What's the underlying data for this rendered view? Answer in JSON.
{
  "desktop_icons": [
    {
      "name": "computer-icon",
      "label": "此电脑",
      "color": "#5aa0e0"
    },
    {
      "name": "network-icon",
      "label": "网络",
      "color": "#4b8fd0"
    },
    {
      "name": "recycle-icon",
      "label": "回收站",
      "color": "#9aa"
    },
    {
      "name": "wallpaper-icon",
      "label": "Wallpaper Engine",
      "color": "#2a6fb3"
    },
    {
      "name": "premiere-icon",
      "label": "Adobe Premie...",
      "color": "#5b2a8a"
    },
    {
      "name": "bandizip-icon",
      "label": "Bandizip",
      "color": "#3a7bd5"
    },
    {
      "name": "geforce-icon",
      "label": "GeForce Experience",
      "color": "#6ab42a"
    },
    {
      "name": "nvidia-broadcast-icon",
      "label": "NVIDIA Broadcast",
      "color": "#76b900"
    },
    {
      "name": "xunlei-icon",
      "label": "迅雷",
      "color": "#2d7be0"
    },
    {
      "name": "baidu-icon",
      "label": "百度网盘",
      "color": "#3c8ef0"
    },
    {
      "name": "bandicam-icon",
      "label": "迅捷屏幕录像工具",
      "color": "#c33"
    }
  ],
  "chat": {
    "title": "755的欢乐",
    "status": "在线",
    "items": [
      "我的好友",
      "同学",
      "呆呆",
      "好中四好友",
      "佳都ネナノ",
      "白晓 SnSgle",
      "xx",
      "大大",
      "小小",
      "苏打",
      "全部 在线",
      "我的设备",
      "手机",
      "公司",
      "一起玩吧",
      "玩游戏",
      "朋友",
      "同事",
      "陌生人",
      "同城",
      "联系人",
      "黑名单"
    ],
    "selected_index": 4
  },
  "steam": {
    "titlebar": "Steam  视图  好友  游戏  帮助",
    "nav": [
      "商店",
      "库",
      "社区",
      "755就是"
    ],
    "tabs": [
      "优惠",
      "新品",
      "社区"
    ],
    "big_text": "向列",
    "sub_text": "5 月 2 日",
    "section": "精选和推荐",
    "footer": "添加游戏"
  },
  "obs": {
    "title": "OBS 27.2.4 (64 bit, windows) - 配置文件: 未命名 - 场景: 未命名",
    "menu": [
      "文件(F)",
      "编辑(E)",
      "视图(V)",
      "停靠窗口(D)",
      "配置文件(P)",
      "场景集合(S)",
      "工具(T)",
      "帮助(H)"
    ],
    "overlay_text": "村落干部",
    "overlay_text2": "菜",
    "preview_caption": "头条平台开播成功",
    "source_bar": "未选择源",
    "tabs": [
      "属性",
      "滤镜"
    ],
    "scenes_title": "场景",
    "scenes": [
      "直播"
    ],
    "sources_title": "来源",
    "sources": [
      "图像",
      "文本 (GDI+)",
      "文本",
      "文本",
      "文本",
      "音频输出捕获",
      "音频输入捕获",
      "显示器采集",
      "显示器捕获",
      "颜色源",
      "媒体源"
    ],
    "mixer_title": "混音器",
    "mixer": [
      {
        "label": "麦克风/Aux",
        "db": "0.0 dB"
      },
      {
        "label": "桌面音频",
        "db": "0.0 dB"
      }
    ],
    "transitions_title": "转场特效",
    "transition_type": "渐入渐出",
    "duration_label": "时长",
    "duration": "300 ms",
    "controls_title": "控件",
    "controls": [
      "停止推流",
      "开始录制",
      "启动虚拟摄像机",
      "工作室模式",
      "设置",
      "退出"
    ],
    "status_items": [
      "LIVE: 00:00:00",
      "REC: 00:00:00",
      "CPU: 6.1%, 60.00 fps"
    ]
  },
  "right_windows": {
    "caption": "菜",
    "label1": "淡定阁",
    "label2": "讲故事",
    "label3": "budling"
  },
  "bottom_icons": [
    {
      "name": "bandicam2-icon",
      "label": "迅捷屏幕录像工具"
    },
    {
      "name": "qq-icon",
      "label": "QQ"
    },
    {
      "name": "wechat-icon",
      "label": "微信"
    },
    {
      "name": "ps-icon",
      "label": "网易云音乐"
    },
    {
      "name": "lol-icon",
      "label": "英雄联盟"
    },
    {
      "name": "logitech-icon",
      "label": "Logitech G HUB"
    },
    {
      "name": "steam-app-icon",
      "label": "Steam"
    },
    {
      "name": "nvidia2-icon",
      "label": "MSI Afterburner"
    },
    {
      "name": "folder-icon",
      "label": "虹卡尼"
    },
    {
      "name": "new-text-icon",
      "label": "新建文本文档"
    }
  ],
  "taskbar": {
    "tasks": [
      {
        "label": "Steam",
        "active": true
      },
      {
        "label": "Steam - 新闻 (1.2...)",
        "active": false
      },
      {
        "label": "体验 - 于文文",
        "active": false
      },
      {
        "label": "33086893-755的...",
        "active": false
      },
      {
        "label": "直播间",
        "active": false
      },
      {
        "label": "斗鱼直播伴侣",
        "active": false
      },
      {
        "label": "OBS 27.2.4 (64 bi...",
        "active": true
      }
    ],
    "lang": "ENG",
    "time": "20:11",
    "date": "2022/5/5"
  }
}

**Written instruction:**
Above are some records; repeat all of them exactly.

**Task result:**
What's the underlying data for this rendered view? Answer in JSON.
{
  "desktop_icons": [
    {
      "name": "computer-icon",
      "label": "此电脑",
      "color": "#5aa0e0"
    },
    {
      "name": "network-icon",
      "label": "网络",
      "color": "#4b8fd0"
    },
    {
      "name": "recycle-icon",
      "label": "回收站",
      "color": "#9aa"
    },
    {
      "name": "wallpaper-icon",
      "label": "Wallpaper Engine",
      "color": "#2a6fb3"
    },
    {
      "name": "premiere-icon",
      "label": "Adobe Premie...",
      "color": "#5b2a8a"
    },
    {
      "name": "bandizip-icon",
      "label": "Bandizip",
      "color": "#3a7bd5"
    },
    {
      "name": "geforce-icon",
      "label": "GeForce Experience",
      "color": "#6ab42a"
    },
    {
      "name": "nvidia-broadcast-icon",
      "label": "NVIDIA Broadcast",
      "color": "#76b900"
    },
    {
      "name": "xunlei-icon",
      "label": "迅雷",
      "color": "#2d7be0"
    },
    {
      "name": "baidu-icon",
      "label": "百度网盘",
      "color": "#3c8ef0"
    },
    {
      "name": "bandicam-icon",
      "label": "迅捷屏幕录像工具",
      "color": "#c33"
    }
  ],
  "chat": {
    "title": "755的欢乐",
    "status": "在线",
    "items": [
      "我的好友",
      "同学",
      "呆呆",
      "好中四好友",
      "佳都ネナノ",
      "白晓 SnSgle",
      "xx",
      "大大",
      "小小",
      "苏打",
      "全部 在线",
      "我的设备",
      "手机",
      "公司",
      "一起玩吧",
      "玩游戏",
      "朋友",
      "同事",
      "陌生人",
      "同城",
      "联系人",
      "黑名单"
    ],
    "selected_index": 4
  },
  "steam": {
    "titlebar": "Steam  视图  好友  游戏  帮助",
    "nav": [
      "商店",
      "库",
      "社区",
      "755就是"
    ],
    "tabs": [
      "优惠",
      "新品",
      "社区"
    ],
    "big_text": "向列",
    "sub_text": "5 月 2 日",
    "section": "精选和推荐",
    "footer": "添加游戏"
  },
  "obs": {
    "title": "OBS 27.2.4 (64 bit, windows) - 配置文件: 未命名 - 场景: 未命名",
    "menu": [
      "文件(F)",
      "编辑(E)",
      "视图(V)",
      "停靠窗口(D)",
      "配置文件(P)",
      "场景集合(S)",
      "工具(T)",
      "帮助(H)"
    ],
    "overlay_text": "村落干部",
    "overlay_text2": "菜",
    "preview_caption": "头条平台开播成功",
    "source_bar": "未选择源",
    "tabs": [
      "属性",
      "滤镜"
    ],
    "scenes_title": "场景",
    "scenes": [
      "直播"
    ],
    "sources_title": "来源",
    "sources": [
      "图像",
      "文本 (GDI+)",
      "文本",
      "文本",
      "文本",
      "音频输出捕获",
      "音频输入捕获",
      "显示器采集",
      "显示器捕获",
      "颜色源",
      "媒体源"
    ],
    "mixer_title": "混音器",
    "mixer": [
      {
        "label": "麦克风/Aux",
        "db": "0.0 dB"
      },
      {
        "label": "桌面音频",
        "db": "0.0 dB"
      }
    ],
    "transitions_title": "转场特效",
    "transition_type": "渐入渐出",
    "duration_label": "时长",
    "duration": "300 ms",
    "controls_title": "控件",
    "controls": [
      "停止推流",
      "开始录制",
      "启动虚拟摄像机",
      "工作室模式",
      "设置",
      "退出"
    ],
    "status_items": [
      "LIVE: 00:00:00",
      "REC: 00:00:00",
      "CPU: 6.1%, 60.00 fps"
    ]
  },
  "right_windows": {
    "caption": "菜",
    "label1": "淡定阁",
    "label2": "讲故事",
    "label3": "budling"
  },
  "bottom_icons": [
    {
      "name": "bandicam2-icon",
      "label": "迅捷屏幕录像工具"
    },
    {
      "name": "qq-icon",
      "label": "QQ"
    },
    {
      "name": "wechat-icon",
      "label": "微信"
    },
    {
      "name": "ps-icon",
      "label": "网易云音乐"
    },
    {
      "name": "lol-icon",
      "label": "英雄联盟"
    },
    {
      "name": "logitech-icon",
      "label": "Logitech G HUB"
    },
    {
      "name": "steam-app-icon",
      "label": "Steam"
    },
    {
      "name": "nvidia2-icon",
      "label": "MSI Afterburner"
    },
    {
      "name": "folder-icon",
      "label": "虹卡尼"
    },
    {
      "name": "new-text-icon",
      "label": "新建文本文档"
    }
  ],
  "taskbar": {
    "tasks": [
      {
        "label": "Steam",
        "active": true
      },
      {
        "label": "Steam - 新闻 (1.2...)",
        "active": false
      },
      {
        "label": "体验 - 于文文",
        "active": false
      },
      {
        "label": "33086893-755的...",
        "active": false
      },
      {
        "label": "直播间",
        "active": false
      },
      {
        "label": "斗鱼直播伴侣",
        "active": false
      },
      {
        "label": "OBS 27.2.4 (64 bi...",
        "active": true
      }
    ],
    "lang": "ENG",
    "time": "20:11",
    "date": "2022/5/5"
  }
}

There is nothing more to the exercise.